▶ What you are asked to do
Filter this data down to the lines that hold "加工和使用时产生的废料和使用过程中产生的废物", and copy them.

▶ Record list
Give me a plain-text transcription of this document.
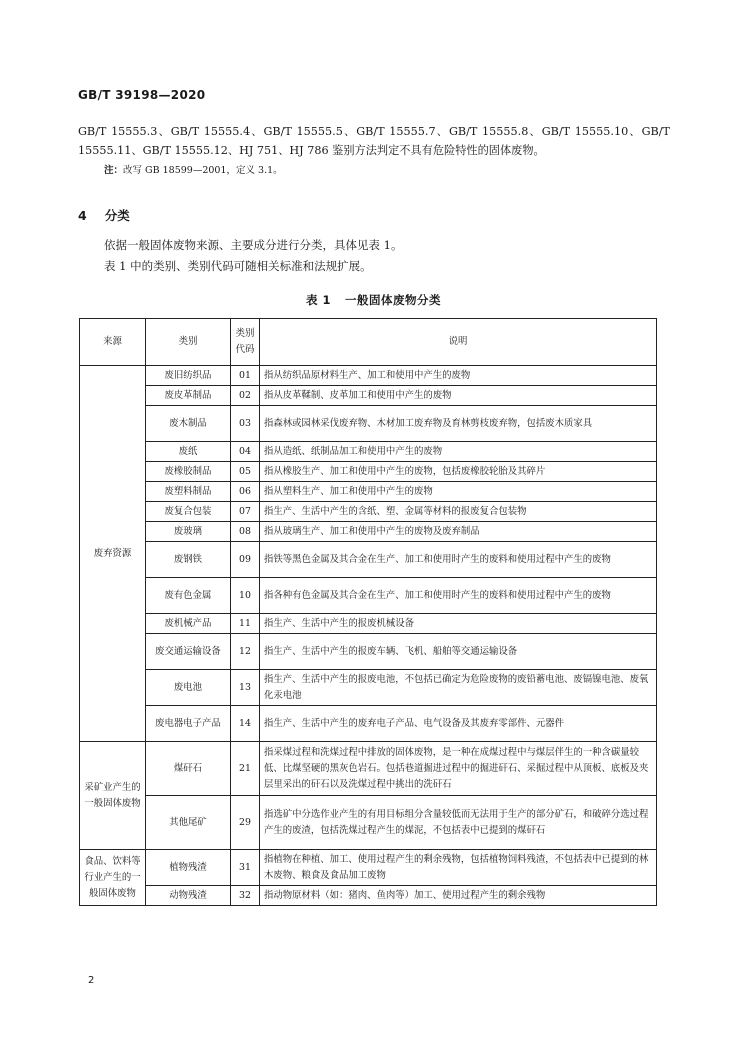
GB/T 39198—2020
GB/T 15555.3、GB/T 15555.4、GB/T 15555.5、GB/T 15555.7、GB/T 15555.8、GB/T 15555.10、GB/T 15555.11、GB/T 15555.12、HJ 751、HJ 786 鉴别方法判定不具有危险特性的固体废物。
注：改写 GB 18599—2001，定义 3.1。
4 分类
依据一般固体废物来源、主要成分进行分类，具体见表 1。
表 1 中的类别、类别代码可随相关标准和法规扩展。
表 1 一般固体废物分类
来源	类别	类别代码	说明
废弃资源	废旧纺织品	01	指从纺织品原材料生产、加工和使用中产生的废物
	废皮革制品	02	指从皮革鞣制、皮革加工和使用中产生的废物
	废木制品	03	指森林或园林采伐废弃物、木材加工废弃物及育林剪枝废弃物，包括废木质家具
	废纸	04	指从造纸、纸制品加工和使用中产生的废物
	废橡胶制品	05	指从橡胶生产、加工和使用中产生的废物，包括废橡胶轮胎及其碎片
	废塑料制品	06	指从塑料生产、加工和使用中产生的废物
	废复合包装	07	指生产、生活中产生的含纸、塑、金属等材料的报废复合包装物
	废玻璃	08	指从玻璃生产、加工和使用中产生的废物及废弃制品
	废钢铁	09	指铁等黑色金属及其合金在生产、加工和使用时产生的废料和使用过程中产生的废物
	废有色金属	10	指各种有色金属及其合金在生产、加工和使用时产生的废料和使用过程中产生的废物
	废机械产品	11	指生产、生活中产生的报废机械设备
	废交通运输设备	12	指生产、生活中产生的报废车辆、飞机、船舶等交通运输设备
	废电池	13	指生产、生活中产生的报废电池，不包括已确定为危险废物的废铅蓄电池、废镉镍电池、废氧化汞电池
	废电器电子产品	14	指生产、生活中产生的废弃电子产品、电气设备及其废弃零部件、元器件
采矿业产生的一般固体废物	煤矸石	21	指采煤过程和洗煤过程中排放的固体废物，是一种在成煤过程中与煤层伴生的一种含碳量较低、比煤坚硬的黑灰色岩石。包括巷道掘进过程中的掘进矸石、采掘过程中从顶板、底板及夹层里采出的矸石以及洗煤过程中挑出的洗矸石
	其他尾矿	29	指选矿中分选作业产生的有用目标组分含量较低而无法用于生产的部分矿石，和破碎分选过程产生的废渣，包括洗煤过程产生的煤泥，不包括表中已提到的煤矸石
食品、饮料等行业产生的一般固体废物	植物残渣	31	指植物在种植、加工、使用过程产生的剩余残物，包括植物饲料残渣，不包括表中已提到的林木废物、粮食及食品加工废物
	动物残渣	32	指动物原材料（如：猪肉、鱼肉等）加工、使用过程产生的剩余残物
2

▶ Reply
	废钢铁	09	指铁等黑色金属及其合金在生产、加工和使用时产生的废料和使用过程中产生的废物
	废有色金属	10	指各种有色金属及其合金在生产、加工和使用时产生的废料和使用过程中产生的废物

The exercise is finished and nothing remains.